GIVEN TASK -> Report each line of the data that has "location" somewhere in it.

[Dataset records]
** Begin **
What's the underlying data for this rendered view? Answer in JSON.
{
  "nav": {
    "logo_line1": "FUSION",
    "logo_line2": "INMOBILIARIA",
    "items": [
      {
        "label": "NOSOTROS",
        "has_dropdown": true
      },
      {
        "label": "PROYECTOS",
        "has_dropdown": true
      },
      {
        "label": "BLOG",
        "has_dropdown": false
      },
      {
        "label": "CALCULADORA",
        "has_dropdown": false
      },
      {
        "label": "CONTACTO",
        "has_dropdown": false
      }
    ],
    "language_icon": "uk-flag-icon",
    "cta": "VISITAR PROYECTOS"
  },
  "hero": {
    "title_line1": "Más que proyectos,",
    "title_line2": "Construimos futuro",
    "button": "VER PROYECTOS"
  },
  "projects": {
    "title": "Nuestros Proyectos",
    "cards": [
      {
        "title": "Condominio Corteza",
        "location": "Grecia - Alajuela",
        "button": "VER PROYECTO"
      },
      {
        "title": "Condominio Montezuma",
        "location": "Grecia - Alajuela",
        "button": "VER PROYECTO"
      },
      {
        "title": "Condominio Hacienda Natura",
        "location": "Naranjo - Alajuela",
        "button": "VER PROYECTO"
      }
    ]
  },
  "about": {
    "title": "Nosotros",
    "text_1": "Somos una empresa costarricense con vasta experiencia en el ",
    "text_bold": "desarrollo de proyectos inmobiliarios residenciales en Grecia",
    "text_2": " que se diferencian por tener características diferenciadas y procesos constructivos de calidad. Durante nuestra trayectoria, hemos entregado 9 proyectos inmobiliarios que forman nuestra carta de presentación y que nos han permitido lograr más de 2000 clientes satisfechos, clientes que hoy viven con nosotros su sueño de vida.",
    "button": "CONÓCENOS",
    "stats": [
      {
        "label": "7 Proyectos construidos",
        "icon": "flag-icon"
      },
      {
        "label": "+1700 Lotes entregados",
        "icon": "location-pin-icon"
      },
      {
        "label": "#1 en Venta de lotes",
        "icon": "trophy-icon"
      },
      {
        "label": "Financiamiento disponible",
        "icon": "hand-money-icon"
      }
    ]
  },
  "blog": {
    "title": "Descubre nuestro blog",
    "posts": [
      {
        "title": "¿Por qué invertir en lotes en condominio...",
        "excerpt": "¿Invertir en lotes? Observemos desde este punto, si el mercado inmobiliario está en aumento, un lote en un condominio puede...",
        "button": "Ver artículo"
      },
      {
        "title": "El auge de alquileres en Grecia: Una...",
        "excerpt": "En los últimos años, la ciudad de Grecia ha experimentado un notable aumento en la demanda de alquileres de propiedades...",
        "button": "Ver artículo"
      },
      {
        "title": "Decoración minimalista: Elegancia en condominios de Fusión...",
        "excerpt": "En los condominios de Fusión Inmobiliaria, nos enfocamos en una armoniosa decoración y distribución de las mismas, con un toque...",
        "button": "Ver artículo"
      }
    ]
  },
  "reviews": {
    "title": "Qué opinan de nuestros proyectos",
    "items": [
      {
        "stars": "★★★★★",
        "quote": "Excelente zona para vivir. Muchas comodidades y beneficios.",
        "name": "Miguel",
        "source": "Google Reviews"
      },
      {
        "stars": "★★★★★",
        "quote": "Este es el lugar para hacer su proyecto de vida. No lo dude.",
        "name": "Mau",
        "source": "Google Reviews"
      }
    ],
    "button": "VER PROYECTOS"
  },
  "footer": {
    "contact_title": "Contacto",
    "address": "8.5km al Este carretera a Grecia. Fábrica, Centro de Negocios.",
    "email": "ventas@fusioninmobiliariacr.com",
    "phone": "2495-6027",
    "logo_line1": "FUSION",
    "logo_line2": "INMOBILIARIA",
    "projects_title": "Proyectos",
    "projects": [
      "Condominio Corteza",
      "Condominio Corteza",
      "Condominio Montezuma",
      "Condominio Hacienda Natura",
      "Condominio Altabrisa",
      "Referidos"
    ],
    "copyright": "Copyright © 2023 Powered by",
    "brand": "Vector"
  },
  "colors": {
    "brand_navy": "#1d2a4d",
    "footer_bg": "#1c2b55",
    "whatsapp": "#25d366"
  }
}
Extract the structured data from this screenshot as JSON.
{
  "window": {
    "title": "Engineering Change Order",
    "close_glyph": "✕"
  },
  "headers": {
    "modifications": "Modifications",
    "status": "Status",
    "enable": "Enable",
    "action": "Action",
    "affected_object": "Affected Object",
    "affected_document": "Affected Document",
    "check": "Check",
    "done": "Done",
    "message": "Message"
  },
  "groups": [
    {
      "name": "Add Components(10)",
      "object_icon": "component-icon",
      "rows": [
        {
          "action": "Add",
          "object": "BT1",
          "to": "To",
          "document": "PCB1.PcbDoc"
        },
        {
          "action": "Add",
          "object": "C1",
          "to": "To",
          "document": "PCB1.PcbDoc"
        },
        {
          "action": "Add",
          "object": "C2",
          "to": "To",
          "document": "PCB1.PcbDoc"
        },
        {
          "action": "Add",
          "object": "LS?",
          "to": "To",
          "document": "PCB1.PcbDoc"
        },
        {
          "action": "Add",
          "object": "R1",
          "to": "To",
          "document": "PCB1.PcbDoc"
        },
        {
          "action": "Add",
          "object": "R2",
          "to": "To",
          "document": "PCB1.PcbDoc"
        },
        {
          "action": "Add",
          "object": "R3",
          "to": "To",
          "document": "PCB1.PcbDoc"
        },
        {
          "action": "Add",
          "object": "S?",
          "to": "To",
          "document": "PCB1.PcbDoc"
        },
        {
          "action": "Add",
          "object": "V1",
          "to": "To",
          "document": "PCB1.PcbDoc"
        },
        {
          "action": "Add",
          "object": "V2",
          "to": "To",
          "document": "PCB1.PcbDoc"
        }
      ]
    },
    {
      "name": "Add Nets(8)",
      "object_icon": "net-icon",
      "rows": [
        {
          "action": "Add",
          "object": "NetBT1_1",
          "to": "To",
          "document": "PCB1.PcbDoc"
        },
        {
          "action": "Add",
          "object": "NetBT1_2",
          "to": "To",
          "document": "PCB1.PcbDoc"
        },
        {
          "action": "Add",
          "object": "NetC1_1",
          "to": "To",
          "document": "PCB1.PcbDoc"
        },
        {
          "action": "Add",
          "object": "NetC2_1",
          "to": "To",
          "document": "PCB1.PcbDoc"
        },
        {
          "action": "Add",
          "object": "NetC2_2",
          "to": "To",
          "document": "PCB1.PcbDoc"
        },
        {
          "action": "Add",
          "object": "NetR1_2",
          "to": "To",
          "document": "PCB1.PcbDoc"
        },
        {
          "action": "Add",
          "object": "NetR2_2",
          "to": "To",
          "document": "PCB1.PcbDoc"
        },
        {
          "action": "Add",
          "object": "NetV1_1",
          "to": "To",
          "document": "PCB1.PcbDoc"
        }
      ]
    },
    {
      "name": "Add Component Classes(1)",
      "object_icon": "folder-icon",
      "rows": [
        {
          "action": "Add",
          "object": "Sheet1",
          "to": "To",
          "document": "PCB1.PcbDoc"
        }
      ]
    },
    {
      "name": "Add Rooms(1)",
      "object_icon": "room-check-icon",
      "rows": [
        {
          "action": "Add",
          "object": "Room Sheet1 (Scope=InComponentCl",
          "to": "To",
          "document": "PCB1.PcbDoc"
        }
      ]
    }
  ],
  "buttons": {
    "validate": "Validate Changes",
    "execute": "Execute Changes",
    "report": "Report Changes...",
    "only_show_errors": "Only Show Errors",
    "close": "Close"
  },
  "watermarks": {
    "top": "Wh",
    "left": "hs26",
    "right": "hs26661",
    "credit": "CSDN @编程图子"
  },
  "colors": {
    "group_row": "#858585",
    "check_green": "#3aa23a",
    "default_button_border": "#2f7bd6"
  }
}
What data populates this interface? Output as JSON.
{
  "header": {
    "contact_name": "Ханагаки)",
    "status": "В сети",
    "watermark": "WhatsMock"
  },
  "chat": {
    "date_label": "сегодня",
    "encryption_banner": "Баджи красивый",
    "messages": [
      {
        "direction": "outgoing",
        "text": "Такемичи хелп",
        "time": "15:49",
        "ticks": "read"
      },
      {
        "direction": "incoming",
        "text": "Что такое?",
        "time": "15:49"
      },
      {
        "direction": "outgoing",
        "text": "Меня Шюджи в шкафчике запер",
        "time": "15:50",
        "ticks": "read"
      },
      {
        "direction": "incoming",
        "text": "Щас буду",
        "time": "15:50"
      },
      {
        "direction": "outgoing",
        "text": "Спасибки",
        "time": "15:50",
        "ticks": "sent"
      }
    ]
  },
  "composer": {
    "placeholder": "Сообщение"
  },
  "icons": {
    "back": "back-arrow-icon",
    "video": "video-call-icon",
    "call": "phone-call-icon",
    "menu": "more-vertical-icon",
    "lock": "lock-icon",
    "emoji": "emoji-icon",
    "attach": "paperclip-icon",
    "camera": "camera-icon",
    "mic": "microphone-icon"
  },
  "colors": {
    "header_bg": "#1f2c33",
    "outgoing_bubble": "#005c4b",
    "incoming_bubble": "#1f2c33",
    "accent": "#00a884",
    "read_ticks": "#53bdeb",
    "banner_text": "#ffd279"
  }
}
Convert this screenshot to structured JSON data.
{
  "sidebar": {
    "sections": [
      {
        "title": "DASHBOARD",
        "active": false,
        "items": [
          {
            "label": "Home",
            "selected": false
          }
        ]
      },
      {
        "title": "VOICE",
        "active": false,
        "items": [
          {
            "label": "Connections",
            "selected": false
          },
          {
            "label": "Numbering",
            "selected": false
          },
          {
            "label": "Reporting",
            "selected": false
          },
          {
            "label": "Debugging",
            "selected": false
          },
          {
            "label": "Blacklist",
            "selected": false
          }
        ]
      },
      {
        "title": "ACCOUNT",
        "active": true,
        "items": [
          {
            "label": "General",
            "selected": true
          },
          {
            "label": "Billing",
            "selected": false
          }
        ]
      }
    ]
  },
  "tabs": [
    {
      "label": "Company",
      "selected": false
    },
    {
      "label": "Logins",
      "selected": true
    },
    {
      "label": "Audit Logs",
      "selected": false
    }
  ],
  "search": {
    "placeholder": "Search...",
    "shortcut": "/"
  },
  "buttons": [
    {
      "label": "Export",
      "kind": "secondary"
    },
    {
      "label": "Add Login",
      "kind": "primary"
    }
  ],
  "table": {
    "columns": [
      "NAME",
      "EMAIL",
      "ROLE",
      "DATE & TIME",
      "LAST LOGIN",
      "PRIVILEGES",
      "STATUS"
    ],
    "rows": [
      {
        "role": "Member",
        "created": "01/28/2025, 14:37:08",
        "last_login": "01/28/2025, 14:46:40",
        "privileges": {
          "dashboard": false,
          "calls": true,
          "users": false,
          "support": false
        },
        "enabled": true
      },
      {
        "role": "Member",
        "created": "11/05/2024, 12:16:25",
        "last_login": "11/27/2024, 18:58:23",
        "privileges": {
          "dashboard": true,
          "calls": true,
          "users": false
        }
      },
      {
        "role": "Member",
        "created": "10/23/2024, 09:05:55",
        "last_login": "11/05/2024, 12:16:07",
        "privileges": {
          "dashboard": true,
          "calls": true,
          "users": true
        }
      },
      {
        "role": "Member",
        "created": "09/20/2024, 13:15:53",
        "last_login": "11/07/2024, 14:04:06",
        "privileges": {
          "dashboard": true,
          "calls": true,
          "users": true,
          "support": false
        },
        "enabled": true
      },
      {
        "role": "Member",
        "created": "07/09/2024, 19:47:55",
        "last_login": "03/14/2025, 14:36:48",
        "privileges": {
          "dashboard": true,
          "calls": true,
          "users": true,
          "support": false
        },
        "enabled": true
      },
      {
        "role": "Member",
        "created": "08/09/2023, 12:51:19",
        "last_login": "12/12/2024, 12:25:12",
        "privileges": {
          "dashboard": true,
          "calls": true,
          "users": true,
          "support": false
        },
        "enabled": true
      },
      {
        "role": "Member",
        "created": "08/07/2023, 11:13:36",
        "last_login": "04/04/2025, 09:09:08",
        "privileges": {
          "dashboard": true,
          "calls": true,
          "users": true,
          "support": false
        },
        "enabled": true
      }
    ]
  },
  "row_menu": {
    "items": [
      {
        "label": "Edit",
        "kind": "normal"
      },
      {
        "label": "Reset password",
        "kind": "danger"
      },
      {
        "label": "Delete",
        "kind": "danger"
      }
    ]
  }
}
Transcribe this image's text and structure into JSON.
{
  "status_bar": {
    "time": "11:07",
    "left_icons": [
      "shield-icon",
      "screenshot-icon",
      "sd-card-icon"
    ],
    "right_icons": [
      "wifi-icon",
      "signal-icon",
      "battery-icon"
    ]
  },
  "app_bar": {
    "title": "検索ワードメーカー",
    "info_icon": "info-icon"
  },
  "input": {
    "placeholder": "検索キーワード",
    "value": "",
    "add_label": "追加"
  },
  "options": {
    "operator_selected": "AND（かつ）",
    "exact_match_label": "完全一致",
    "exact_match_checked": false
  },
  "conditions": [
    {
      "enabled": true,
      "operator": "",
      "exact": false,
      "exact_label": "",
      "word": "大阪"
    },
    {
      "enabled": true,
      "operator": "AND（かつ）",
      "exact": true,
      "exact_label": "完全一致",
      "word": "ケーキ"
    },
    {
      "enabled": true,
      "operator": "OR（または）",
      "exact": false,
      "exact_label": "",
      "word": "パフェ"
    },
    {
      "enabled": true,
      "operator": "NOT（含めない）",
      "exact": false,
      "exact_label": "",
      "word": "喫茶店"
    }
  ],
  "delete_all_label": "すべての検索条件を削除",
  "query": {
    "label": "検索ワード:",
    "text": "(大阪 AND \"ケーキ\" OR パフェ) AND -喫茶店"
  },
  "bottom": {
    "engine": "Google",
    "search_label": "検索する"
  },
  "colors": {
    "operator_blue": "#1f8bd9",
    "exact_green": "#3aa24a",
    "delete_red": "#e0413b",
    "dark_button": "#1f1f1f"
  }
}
** End **
CORRECT OUTPUT ->
        "location": "Grecia - Alajuela",
        "location": "Grecia - Alajuela",
        "location": "Naranjo - Alajuela",
        "icon": "location-pin-icon"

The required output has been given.